>> Start DATASET EXCERPTS

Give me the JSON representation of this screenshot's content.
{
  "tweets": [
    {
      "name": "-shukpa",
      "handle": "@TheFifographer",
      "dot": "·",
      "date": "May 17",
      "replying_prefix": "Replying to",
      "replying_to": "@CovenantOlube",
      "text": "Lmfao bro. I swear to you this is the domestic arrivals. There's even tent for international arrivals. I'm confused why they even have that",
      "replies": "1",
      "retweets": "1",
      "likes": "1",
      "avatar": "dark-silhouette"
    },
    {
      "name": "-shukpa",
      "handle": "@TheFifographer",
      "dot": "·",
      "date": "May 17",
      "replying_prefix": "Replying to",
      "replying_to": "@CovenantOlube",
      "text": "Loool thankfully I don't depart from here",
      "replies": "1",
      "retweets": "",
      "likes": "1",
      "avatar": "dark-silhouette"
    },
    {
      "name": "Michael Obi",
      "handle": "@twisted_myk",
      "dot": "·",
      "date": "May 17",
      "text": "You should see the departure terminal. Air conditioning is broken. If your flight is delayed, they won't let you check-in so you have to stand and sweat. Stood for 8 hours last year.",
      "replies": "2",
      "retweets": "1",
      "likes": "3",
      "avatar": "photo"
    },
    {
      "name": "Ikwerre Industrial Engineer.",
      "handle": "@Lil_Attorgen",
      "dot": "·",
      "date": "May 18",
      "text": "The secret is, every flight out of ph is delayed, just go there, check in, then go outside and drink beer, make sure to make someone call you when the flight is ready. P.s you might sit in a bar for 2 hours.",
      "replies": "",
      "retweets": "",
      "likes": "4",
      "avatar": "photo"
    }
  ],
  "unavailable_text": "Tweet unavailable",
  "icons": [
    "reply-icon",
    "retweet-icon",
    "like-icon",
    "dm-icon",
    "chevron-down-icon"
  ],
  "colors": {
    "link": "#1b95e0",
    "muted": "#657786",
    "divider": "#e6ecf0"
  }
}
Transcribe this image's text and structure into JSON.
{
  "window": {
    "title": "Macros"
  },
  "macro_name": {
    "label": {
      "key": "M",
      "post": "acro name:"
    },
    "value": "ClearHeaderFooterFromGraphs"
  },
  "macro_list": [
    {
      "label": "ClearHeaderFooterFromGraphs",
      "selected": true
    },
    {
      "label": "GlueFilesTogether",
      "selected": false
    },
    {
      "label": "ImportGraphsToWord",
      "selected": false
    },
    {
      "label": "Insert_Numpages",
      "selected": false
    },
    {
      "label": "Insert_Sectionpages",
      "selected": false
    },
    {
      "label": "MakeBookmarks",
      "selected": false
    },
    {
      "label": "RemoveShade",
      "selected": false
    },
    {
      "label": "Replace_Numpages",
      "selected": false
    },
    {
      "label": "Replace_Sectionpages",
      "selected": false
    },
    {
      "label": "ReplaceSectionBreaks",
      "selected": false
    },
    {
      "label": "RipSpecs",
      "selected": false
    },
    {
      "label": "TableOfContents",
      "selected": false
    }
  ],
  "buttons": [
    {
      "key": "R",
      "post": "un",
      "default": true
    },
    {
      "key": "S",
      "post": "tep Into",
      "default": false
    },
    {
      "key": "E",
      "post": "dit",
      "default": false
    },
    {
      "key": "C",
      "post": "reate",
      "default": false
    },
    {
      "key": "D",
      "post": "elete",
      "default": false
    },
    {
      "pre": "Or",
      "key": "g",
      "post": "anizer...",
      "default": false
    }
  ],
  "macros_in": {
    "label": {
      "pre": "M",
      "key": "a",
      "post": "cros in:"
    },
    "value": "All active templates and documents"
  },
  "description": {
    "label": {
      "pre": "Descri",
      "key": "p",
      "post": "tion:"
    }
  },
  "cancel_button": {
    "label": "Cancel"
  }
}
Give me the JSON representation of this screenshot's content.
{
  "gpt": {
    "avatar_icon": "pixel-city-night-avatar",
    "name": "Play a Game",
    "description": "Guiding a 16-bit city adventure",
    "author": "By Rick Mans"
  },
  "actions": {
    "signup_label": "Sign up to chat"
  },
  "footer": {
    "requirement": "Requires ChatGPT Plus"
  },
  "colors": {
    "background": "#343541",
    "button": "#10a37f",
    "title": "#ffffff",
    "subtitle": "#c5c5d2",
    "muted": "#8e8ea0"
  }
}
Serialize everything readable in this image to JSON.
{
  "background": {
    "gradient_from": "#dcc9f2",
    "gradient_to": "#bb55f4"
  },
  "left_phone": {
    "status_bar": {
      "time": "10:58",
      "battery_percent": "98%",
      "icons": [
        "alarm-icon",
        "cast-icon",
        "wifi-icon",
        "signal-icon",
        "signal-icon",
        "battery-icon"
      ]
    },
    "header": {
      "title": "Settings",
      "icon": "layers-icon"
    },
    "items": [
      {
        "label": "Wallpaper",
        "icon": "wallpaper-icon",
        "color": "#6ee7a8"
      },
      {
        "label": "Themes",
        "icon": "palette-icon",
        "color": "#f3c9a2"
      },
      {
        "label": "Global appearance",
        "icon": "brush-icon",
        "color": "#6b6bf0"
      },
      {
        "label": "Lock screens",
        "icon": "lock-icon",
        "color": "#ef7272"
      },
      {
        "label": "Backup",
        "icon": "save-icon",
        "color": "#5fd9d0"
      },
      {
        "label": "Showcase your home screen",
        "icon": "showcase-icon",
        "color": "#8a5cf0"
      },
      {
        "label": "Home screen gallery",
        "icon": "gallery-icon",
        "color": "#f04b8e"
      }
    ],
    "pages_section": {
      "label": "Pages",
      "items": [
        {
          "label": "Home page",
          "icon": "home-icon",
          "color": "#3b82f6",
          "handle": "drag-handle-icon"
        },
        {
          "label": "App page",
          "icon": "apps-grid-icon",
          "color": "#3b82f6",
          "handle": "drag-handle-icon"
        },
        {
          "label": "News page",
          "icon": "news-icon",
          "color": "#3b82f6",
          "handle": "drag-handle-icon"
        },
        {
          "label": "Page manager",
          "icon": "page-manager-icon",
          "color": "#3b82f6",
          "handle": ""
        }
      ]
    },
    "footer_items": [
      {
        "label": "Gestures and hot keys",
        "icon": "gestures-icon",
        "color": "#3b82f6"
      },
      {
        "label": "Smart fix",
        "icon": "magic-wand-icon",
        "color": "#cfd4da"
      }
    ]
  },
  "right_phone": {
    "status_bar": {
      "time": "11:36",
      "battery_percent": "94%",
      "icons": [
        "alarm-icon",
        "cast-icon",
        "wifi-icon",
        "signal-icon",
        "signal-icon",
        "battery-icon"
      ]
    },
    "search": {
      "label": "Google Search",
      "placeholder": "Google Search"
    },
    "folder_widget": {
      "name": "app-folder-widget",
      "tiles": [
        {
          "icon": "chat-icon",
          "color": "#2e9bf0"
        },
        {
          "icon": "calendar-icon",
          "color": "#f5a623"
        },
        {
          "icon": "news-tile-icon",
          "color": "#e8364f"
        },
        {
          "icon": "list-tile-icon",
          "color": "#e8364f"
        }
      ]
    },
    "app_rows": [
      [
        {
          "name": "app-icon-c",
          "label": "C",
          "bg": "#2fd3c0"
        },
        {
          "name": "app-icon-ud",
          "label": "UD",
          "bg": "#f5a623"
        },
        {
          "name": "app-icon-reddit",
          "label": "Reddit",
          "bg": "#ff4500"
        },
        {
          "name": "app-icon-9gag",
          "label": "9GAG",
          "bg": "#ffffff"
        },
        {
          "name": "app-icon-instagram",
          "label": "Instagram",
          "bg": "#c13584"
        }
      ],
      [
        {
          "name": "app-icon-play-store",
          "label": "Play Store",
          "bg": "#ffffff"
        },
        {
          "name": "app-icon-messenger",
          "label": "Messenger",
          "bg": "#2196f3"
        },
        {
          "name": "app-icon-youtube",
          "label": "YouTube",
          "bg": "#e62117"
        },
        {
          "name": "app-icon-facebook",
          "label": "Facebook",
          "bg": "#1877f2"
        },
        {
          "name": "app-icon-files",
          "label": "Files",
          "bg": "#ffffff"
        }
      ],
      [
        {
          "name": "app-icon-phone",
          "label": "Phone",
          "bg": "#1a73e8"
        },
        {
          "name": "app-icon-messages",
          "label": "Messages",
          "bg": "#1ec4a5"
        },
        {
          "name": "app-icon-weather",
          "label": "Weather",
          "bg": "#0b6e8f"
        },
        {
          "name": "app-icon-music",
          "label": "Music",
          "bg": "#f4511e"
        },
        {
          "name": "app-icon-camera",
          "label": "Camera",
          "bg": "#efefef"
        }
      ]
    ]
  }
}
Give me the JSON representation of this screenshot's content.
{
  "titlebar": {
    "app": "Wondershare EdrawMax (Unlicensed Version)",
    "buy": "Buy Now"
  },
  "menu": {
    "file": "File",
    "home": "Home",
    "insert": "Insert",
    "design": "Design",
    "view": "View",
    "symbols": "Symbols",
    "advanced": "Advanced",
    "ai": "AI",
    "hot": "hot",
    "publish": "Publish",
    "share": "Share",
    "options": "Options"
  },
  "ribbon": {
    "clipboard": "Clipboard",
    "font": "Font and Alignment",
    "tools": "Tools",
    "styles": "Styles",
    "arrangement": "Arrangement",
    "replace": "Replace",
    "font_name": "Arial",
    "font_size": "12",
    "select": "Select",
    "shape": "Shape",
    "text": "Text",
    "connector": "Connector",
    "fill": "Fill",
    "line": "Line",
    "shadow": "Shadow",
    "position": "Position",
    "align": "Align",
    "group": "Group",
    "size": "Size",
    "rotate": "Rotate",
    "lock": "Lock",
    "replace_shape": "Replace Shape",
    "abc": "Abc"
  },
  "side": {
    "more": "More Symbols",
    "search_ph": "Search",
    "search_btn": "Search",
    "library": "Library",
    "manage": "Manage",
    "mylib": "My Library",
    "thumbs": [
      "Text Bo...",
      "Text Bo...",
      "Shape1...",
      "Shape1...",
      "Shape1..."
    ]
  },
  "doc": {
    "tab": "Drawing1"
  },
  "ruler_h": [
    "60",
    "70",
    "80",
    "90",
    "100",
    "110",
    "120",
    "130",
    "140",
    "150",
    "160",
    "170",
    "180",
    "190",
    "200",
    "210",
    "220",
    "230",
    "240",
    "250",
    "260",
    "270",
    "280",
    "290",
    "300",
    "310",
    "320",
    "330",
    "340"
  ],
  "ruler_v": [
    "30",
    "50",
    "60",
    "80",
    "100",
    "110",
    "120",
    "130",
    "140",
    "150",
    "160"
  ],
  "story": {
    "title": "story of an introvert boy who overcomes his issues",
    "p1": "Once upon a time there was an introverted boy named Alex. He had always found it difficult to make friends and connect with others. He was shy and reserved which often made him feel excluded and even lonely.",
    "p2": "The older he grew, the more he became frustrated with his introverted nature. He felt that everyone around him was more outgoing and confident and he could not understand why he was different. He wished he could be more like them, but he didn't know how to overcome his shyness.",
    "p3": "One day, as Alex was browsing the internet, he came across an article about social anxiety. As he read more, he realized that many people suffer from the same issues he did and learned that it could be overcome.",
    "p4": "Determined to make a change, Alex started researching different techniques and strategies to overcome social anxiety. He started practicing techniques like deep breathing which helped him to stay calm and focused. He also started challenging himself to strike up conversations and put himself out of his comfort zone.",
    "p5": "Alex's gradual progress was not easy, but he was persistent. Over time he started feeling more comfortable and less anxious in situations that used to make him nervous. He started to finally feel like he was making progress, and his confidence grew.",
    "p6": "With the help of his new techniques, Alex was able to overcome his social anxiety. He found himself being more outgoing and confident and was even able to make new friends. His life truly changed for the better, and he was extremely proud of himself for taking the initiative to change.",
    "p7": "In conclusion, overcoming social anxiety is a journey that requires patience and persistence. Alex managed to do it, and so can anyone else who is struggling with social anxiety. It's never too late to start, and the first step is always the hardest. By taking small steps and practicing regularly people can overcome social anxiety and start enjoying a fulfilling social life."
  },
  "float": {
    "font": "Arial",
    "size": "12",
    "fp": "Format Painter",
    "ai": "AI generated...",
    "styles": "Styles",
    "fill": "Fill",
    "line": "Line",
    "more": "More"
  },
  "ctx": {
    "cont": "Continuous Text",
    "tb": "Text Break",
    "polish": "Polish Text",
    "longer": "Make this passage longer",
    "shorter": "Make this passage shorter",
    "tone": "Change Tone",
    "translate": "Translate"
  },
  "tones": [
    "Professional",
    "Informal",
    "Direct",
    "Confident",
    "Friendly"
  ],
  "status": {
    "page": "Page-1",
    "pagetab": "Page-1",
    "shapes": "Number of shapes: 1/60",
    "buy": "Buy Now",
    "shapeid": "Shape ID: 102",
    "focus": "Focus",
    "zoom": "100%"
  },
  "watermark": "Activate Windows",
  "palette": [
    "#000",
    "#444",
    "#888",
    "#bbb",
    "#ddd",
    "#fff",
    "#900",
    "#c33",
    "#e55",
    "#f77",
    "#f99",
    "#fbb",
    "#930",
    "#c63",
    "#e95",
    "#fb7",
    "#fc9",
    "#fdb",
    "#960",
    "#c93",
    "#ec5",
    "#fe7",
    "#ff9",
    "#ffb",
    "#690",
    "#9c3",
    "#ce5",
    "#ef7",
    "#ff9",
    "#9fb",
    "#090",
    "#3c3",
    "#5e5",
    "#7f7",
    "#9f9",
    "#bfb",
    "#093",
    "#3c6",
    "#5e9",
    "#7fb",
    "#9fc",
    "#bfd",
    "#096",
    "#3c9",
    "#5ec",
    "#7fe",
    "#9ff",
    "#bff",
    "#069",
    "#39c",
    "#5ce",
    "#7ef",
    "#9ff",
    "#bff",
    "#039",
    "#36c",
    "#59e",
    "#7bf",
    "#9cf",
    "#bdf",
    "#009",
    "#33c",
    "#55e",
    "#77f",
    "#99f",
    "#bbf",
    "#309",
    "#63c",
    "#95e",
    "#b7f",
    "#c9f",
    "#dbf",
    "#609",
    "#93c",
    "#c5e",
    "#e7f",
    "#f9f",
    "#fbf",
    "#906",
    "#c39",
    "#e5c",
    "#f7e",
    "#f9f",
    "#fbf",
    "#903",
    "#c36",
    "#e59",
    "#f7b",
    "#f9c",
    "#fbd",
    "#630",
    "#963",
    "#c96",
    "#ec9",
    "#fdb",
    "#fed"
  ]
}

>> End DATASET EXCERPTS

Return every line above in which the string "value" occurs.

| EXPECTED ANSWER |
    "value": "ClearHeaderFooterFromGraphs"
    "value": "All active templates and documents"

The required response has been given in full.